**Requirement:**
Gather all lines in the entries that include the word "JSON".

**Extracted records:**
-- begin --
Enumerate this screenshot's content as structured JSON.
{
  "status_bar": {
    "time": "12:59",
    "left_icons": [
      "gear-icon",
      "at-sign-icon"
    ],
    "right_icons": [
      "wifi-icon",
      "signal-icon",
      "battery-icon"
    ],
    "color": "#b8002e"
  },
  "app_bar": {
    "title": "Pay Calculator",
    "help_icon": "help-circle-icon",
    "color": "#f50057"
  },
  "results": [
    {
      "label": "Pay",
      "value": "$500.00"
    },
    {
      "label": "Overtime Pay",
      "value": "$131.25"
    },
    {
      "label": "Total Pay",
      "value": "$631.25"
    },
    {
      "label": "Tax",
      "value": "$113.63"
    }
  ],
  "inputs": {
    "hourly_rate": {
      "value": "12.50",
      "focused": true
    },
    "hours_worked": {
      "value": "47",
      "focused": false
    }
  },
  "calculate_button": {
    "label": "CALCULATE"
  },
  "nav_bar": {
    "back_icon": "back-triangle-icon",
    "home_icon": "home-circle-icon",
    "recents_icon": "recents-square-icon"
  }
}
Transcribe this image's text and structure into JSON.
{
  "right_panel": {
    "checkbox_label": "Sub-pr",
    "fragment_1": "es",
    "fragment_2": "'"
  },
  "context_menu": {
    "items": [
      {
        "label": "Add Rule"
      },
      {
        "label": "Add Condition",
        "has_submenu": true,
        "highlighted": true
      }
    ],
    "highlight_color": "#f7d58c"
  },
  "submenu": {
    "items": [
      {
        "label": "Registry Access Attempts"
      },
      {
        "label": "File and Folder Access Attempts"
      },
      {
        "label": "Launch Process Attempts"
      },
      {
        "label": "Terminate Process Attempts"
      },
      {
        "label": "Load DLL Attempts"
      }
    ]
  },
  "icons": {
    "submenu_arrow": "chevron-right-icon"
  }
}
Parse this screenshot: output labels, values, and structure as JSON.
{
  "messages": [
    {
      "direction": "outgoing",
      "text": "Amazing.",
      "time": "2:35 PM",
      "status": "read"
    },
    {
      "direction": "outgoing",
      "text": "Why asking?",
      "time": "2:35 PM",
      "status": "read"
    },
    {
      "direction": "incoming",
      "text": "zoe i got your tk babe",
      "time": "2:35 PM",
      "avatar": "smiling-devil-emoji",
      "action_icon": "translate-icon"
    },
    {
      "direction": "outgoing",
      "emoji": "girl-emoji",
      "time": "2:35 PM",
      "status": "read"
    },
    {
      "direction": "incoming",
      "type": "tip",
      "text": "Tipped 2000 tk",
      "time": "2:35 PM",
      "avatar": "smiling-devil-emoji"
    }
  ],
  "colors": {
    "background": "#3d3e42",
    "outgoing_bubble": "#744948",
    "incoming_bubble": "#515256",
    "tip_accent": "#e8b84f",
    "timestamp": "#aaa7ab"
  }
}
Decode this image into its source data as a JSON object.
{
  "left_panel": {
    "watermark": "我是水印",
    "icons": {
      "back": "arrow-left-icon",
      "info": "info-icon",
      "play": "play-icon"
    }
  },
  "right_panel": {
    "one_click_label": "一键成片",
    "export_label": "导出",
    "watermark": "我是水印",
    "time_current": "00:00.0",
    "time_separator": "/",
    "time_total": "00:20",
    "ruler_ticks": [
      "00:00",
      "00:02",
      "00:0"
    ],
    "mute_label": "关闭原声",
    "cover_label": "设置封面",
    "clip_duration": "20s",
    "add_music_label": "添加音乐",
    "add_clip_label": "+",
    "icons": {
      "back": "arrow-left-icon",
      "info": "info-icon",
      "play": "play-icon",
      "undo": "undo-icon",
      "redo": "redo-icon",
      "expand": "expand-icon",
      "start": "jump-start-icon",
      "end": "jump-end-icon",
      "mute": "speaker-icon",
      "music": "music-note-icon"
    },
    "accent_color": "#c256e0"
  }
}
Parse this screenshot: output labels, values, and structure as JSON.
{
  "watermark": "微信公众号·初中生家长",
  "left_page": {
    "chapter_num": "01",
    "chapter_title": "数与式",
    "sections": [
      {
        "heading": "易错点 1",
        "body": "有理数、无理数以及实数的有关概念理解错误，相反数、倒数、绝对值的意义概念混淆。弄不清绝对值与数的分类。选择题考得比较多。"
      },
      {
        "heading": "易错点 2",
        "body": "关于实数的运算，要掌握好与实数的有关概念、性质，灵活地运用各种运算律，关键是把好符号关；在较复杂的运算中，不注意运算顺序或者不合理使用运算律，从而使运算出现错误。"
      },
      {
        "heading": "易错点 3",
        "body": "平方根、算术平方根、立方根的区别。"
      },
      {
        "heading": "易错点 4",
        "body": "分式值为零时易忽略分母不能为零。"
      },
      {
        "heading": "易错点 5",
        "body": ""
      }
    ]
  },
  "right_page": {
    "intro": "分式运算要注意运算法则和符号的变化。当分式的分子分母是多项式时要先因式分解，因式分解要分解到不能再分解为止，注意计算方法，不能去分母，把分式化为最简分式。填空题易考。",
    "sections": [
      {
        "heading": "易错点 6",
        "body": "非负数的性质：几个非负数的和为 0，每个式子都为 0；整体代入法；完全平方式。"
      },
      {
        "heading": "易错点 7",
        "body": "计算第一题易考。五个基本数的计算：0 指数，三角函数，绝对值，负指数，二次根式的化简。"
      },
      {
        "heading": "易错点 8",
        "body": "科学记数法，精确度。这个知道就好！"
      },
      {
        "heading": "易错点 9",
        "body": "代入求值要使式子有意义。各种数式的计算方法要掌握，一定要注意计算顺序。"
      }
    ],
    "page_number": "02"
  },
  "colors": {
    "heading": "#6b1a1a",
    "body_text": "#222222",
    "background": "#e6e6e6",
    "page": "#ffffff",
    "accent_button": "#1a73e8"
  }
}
-- end --
**Exercise answer:**
Enumerate this screenshot's content as structured JSON.
Transcribe this image's text and structure into JSON.
Parse this screenshot: output labels, values, and structure as JSON.
Decode this image into its source data as a JSON object.
Parse this screenshot: output labels, values, and structure as JSON.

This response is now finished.